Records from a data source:
================

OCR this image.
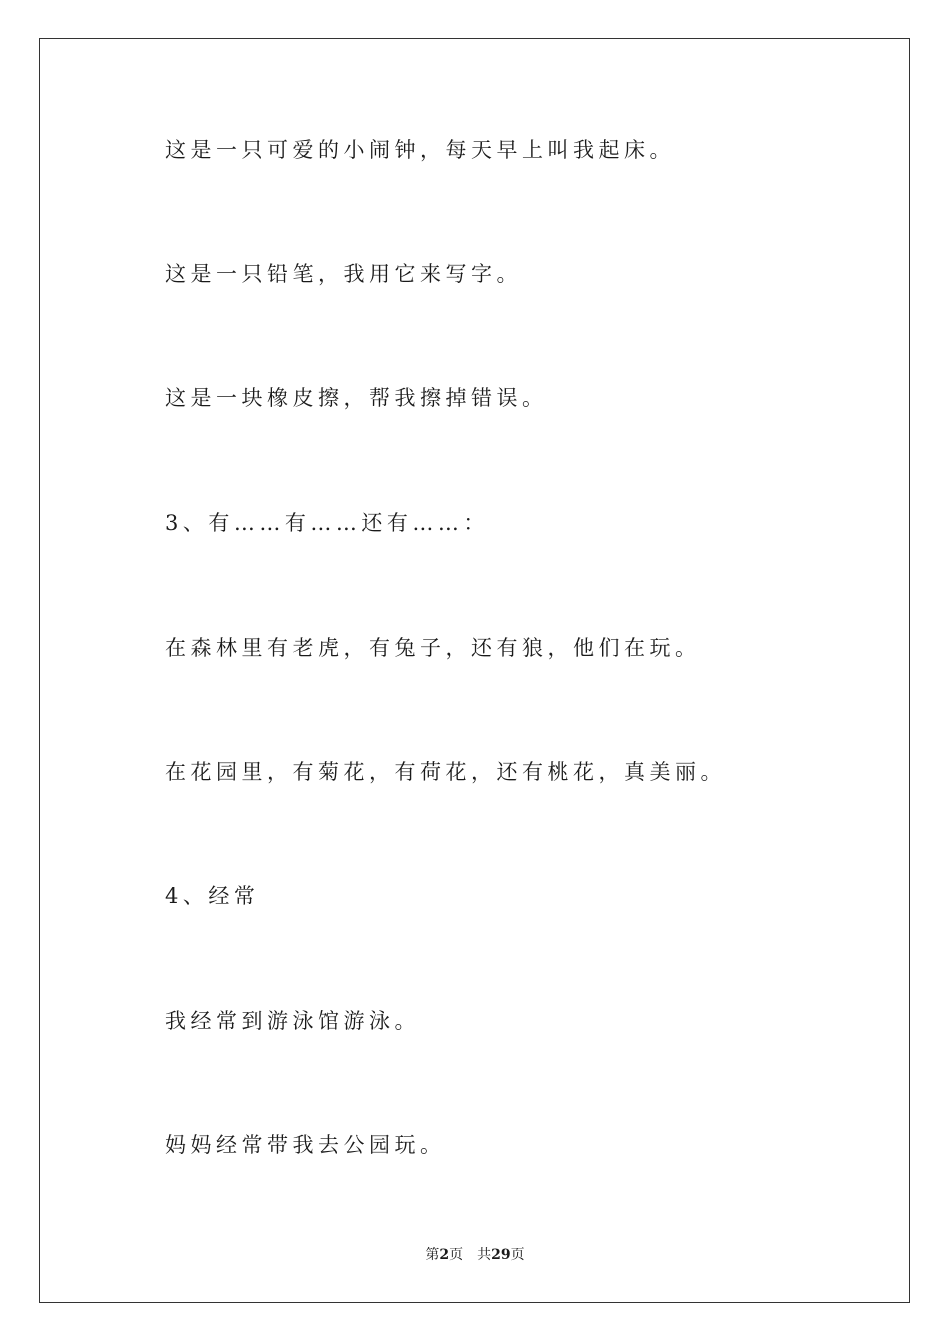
这是一只可爱的小闹钟，每天早上叫我起床。
这是一只铅笔，我用它来写字。
这是一块橡皮擦，帮我擦掉错误。
3、有……有……还有……：
在森林里有老虎，有兔子，还有狼，他们在玩。
在花园里，有菊花，有荷花，还有桃花，真美丽。
4、经常
我经常到游泳馆游泳。
妈妈经常带我去公园玩。
第2页 共29页
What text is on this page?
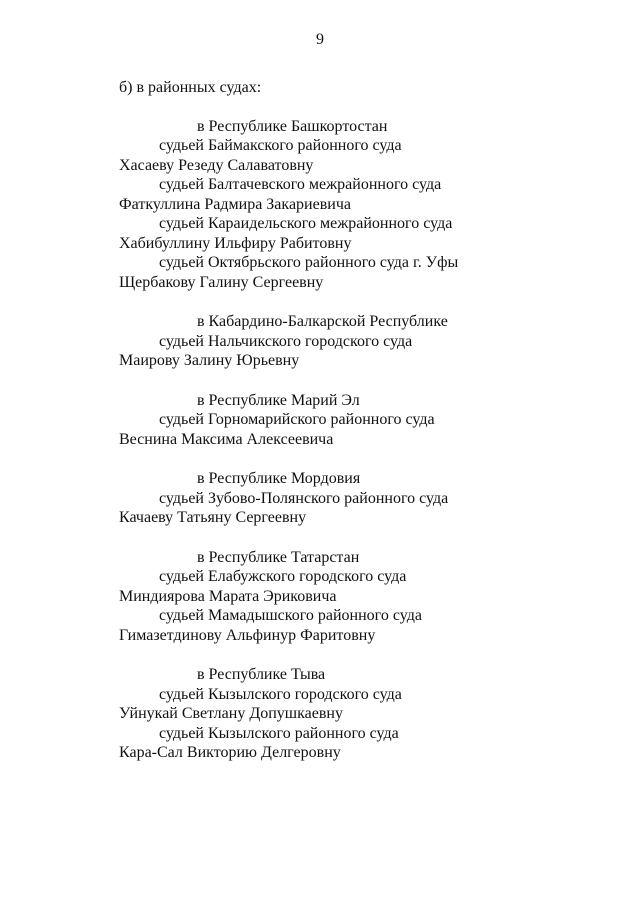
9
б) в районных судах:
в Республике Башкортостан
судьей Баймакского районного суда
Хасаеву Резеду Салаватовну
судьей Балтачевского межрайонного суда
Фаткуллина Радмира Закариевича
судьей Караидельского межрайонного суда
Хабибуллину Ильфиру Рабитовну
судьей Октябрьского районного суда г. Уфы
Щербакову Галину Сергеевну
в Кабардино-Балкарской Республике
судьей Нальчикского городского суда
Маирову Залину Юрьевну
в Республике Марий Эл
судьей Горномарийского районного суда
Веснина Максима Алексеевича
в Республике Мордовия
судьей Зубово-Полянского районного суда
Качаеву Татьяну Сергеевну
в Республике Татарстан
судьей Елабужского городского суда
Миндиярова Марата Эриковича
судьей Мамадышского районного суда
Гимазетдинову Альфинур Фаритовну
в Республике Тыва
судьей Кызылского городского суда
Уйнукай Светлану Допушкаевну
судьей Кызылского районного суда
Кара-Сал Викторию Делгеровну
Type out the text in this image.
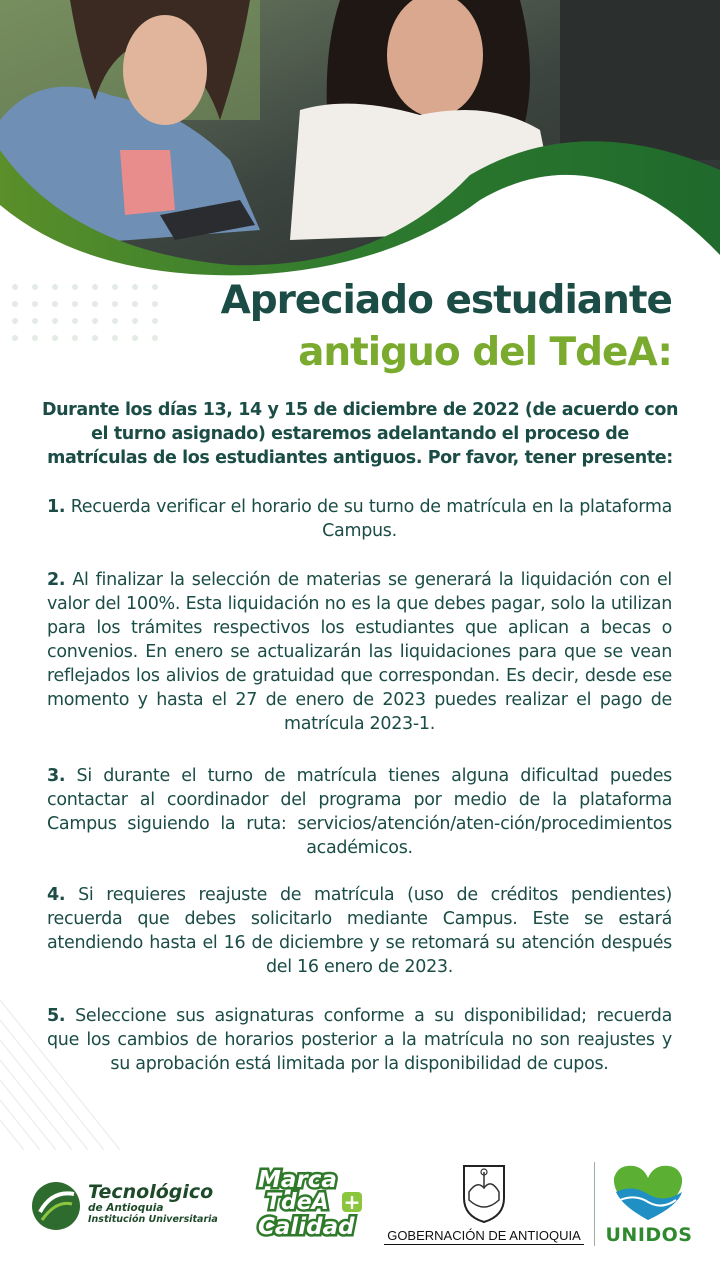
Apreciado estudiante
antiguo del TdeA:
Durante los días 13, 14 y 15 de diciembre de 2022 (de acuerdo con el turno asignado) estaremos adelantando el proceso de matrículas de los estudiantes antiguos. Por favor, tener presente:
1. Recuerda verificar el horario de su turno de matrícula en la plataforma Campus.
2. Al finalizar la selección de materias se generará la liquidación con el valor del 100%. Esta liquidación no es la que debes pagar, solo la utilizan para los trámites respectivos los estudiantes que aplican a becas o convenios. En enero se actualizarán las liquidaciones para que se vean reflejados los alivios de gratuidad que correspondan. Es decir, desde ese momento y hasta el 27 de enero de 2023 puedes realizar el pago de matrícula 2023-1.
3. Si durante el turno de matrícula tienes alguna dificultad puedes contactar al coordinador del programa por medio de la plataforma Campus siguiendo la ruta: servicios/atención/aten-ción/procedimientos académicos.
4. Si requieres reajuste de matrícula (uso de créditos pendientes) recuerda que debes solicitarlo mediante Campus. Este se estará atendiendo hasta el 16 de diciembre y se retomará su atención después del 16 enero de 2023.
5. Seleccione sus asignaturas conforme a su disponibilidad; recuerda que los cambios de horarios posterior a la matrícula no son reajustes y su aprobación está limitada por la disponibilidad de cupos.
Tecnológico
de Antioquia
Institución Universitaria
Marca
TdeA +
Calidad	GOBERNACIÓN DE ANTIOQUIA UNIDOS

================

— What the task asks —
Without the images, write out each line of the data verbatim.

— Output of the exercise —
OCR this image.
这是一只可爱的小闹钟，每天早上叫我起床。
这是一只铅笔，我用它来写字。
这是一块橡皮擦，帮我擦掉错误。
3、有……有……还有……：
在森林里有老虎，有兔子，还有狼，他们在玩。
在花园里，有菊花，有荷花，还有桃花，真美丽。
4、经常
我经常到游泳馆游泳。
妈妈经常带我去公园玩。
第2页 共29页
What text is on this page?
9
б) в районных судах:
в Республике Башкортостан
судьей Баймакского районного суда
Хасаеву Резеду Салаватовну
судьей Балтачевского межрайонного суда
Фаткуллина Радмира Закариевича
судьей Караидельского межрайонного суда
Хабибуллину Ильфиру Рабитовну
судьей Октябрьского районного суда г. Уфы
Щербакову Галину Сергеевну
в Кабардино-Балкарской Республике
судьей Нальчикского городского суда
Маирову Залину Юрьевну
в Республике Марий Эл
судьей Горномарийского районного суда
Веснина Максима Алексеевича
в Республике Мордовия
судьей Зубово-Полянского районного суда
Качаеву Татьяну Сергеевну
в Республике Татарстан
судьей Елабужского городского суда
Миндиярова Марата Эриковича
судьей Мамадышского районного суда
Гимазетдинову Альфинур Фаритовну
в Республике Тыва
судьей Кызылского городского суда
Уйнукай Светлану Допушкаевну
судьей Кызылского районного суда
Кара-Сал Викторию Делгеровну
Type out the text in this image.
Apreciado estudiante
antiguo del TdeA:
Durante los días 13, 14 y 15 de diciembre de 2022 (de acuerdo con el turno asignado) estaremos adelantando el proceso de matrículas de los estudiantes antiguos. Por favor, tener presente:
1. Recuerda verificar el horario de su turno de matrícula en la plataforma Campus.
2. Al finalizar la selección de materias se generará la liquidación con el valor del 100%. Esta liquidación no es la que debes pagar, solo la utilizan para los trámites respectivos los estudiantes que aplican a becas o convenios. En enero se actualizarán las liquidaciones para que se vean reflejados los alivios de gratuidad que correspondan. Es decir, desde ese momento y hasta el 27 de enero de 2023 puedes realizar el pago de matrícula 2023-1.
3. Si durante el turno de matrícula tienes alguna dificultad puedes contactar al coordinador del programa por medio de la plataforma Campus siguiendo la ruta: servicios/atención/aten-ción/procedimientos académicos.
4. Si requieres reajuste de matrícula (uso de créditos pendientes) recuerda que debes solicitarlo mediante Campus. Este se estará atendiendo hasta el 16 de diciembre y se retomará su atención después del 16 enero de 2023.
5. Seleccione sus asignaturas conforme a su disponibilidad; recuerda que los cambios de horarios posterior a la matrícula no son reajustes y su aprobación está limitada por la disponibilidad de cupos.
Tecnológico
de Antioquia
Institución Universitaria
Marca
TdeA +
Calidad	GOBERNACIÓN DE ANTIOQUIA UNIDOS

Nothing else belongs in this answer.